Present the following entries again, word for word and in full.

* Records shown:
------------------------------------------------------------------------

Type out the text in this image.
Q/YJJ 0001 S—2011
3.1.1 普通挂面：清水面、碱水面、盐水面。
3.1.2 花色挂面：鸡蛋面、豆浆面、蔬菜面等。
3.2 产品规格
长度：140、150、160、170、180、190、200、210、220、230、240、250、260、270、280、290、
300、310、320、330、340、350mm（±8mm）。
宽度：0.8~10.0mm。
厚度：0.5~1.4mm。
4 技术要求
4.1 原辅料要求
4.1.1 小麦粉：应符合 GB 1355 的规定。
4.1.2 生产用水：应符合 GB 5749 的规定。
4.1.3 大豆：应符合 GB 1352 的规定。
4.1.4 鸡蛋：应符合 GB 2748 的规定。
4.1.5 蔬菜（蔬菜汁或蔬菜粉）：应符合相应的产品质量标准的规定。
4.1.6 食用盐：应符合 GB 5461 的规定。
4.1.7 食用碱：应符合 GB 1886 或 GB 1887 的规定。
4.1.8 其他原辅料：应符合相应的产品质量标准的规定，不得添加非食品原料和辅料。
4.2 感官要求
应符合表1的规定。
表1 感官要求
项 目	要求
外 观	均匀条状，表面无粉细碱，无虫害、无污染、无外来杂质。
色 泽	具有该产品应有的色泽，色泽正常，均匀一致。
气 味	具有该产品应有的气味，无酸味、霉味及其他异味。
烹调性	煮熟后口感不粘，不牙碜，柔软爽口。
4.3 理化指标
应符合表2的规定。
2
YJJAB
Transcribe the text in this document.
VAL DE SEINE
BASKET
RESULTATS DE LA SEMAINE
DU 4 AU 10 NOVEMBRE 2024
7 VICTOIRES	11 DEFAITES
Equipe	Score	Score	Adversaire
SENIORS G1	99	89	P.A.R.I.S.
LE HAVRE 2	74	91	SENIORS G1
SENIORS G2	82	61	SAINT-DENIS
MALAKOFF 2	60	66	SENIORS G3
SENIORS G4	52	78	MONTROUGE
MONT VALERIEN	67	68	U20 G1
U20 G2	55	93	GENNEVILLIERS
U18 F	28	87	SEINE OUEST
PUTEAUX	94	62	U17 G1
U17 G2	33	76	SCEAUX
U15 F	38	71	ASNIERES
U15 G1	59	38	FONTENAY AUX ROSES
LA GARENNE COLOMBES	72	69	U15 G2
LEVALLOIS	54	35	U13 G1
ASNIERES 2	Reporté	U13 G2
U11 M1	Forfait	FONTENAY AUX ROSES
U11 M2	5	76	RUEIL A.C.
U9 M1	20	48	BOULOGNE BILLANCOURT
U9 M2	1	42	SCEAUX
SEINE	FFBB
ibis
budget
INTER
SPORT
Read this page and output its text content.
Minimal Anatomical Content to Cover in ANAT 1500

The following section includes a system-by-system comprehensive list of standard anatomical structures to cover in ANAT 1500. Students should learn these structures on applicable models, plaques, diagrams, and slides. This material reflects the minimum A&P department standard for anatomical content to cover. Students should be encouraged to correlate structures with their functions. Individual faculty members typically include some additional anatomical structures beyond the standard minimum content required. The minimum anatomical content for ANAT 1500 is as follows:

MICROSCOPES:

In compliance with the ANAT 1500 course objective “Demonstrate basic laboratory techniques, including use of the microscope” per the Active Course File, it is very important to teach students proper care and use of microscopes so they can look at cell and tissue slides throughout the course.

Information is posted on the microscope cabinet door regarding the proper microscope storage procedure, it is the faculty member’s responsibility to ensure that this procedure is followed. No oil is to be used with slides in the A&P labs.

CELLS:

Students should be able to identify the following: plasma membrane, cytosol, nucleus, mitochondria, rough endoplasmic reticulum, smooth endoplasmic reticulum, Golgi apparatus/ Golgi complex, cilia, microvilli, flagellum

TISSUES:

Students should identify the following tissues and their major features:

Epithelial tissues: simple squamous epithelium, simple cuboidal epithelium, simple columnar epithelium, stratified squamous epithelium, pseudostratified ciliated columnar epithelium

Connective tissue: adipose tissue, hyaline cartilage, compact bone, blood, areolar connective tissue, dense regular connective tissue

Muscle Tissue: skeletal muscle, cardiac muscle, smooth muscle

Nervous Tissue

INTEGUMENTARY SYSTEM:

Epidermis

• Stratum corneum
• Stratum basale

------------------------------------------------------------------------

* Result of this exercise:
Type out the text in this image.
Q/YJJ 0001 S—2011
3.1.1 普通挂面：清水面、碱水面、盐水面。
3.1.2 花色挂面：鸡蛋面、豆浆面、蔬菜面等。
3.2 产品规格
长度：140、150、160、170、180、190、200、210、220、230、240、250、260、270、280、290、
300、310、320、330、340、350mm（±8mm）。
宽度：0.8~10.0mm。
厚度：0.5~1.4mm。
4 技术要求
4.1 原辅料要求
4.1.1 小麦粉：应符合 GB 1355 的规定。
4.1.2 生产用水：应符合 GB 5749 的规定。
4.1.3 大豆：应符合 GB 1352 的规定。
4.1.4 鸡蛋：应符合 GB 2748 的规定。
4.1.5 蔬菜（蔬菜汁或蔬菜粉）：应符合相应的产品质量标准的规定。
4.1.6 食用盐：应符合 GB 5461 的规定。
4.1.7 食用碱：应符合 GB 1886 或 GB 1887 的规定。
4.1.8 其他原辅料：应符合相应的产品质量标准的规定，不得添加非食品原料和辅料。
4.2 感官要求
应符合表1的规定。
表1 感官要求
项 目	要求
外 观	均匀条状，表面无粉细碱，无虫害、无污染、无外来杂质。
色 泽	具有该产品应有的色泽，色泽正常，均匀一致。
气 味	具有该产品应有的气味，无酸味、霉味及其他异味。
烹调性	煮熟后口感不粘，不牙碜，柔软爽口。
4.3 理化指标
应符合表2的规定。
2
YJJAB
Transcribe the text in this document.
VAL DE SEINE
BASKET
RESULTATS DE LA SEMAINE
DU 4 AU 10 NOVEMBRE 2024
7 VICTOIRES	11 DEFAITES
Equipe	Score	Score	Adversaire
SENIORS G1	99	89	P.A.R.I.S.
LE HAVRE 2	74	91	SENIORS G1
SENIORS G2	82	61	SAINT-DENIS
MALAKOFF 2	60	66	SENIORS G3
SENIORS G4	52	78	MONTROUGE
MONT VALERIEN	67	68	U20 G1
U20 G2	55	93	GENNEVILLIERS
U18 F	28	87	SEINE OUEST
PUTEAUX	94	62	U17 G1
U17 G2	33	76	SCEAUX
U15 F	38	71	ASNIERES
U15 G1	59	38	FONTENAY AUX ROSES
LA GARENNE COLOMBES	72	69	U15 G2
LEVALLOIS	54	35	U13 G1
ASNIERES 2	Reporté	U13 G2
U11 M1	Forfait	FONTENAY AUX ROSES
U11 M2	5	76	RUEIL A.C.
U9 M1	20	48	BOULOGNE BILLANCOURT
U9 M2	1	42	SCEAUX
SEINE	FFBB
ibis
budget
INTER
SPORT
Read this page and output its text content.
Minimal Anatomical Content to Cover in ANAT 1500

The following section includes a system-by-system comprehensive list of standard anatomical structures to cover in ANAT 1500. Students should learn these structures on applicable models, plaques, diagrams, and slides. This material reflects the minimum A&P department standard for anatomical content to cover. Students should be encouraged to correlate structures with their functions. Individual faculty members typically include some additional anatomical structures beyond the standard minimum content required. The minimum anatomical content for ANAT 1500 is as follows:

MICROSCOPES:

In compliance with the ANAT 1500 course objective “Demonstrate basic laboratory techniques, including use of the microscope” per the Active Course File, it is very important to teach students proper care and use of microscopes so they can look at cell and tissue slides throughout the course.

Information is posted on the microscope cabinet door regarding the proper microscope storage procedure, it is the faculty member’s responsibility to ensure that this procedure is followed. No oil is to be used with slides in the A&P labs.

CELLS:

Students should be able to identify the following: plasma membrane, cytosol, nucleus, mitochondria, rough endoplasmic reticulum, smooth endoplasmic reticulum, Golgi apparatus/ Golgi complex, cilia, microvilli, flagellum

TISSUES:

Students should identify the following tissues and their major features:

Epithelial tissues: simple squamous epithelium, simple cuboidal epithelium, simple columnar epithelium, stratified squamous epithelium, pseudostratified ciliated columnar epithelium

Connective tissue: adipose tissue, hyaline cartilage, compact bone, blood, areolar connective tissue, dense regular connective tissue

Muscle Tissue: skeletal muscle, cardiac muscle, smooth muscle

Nervous Tissue

INTEGUMENTARY SYSTEM:

Epidermis

• Stratum corneum
• Stratum basale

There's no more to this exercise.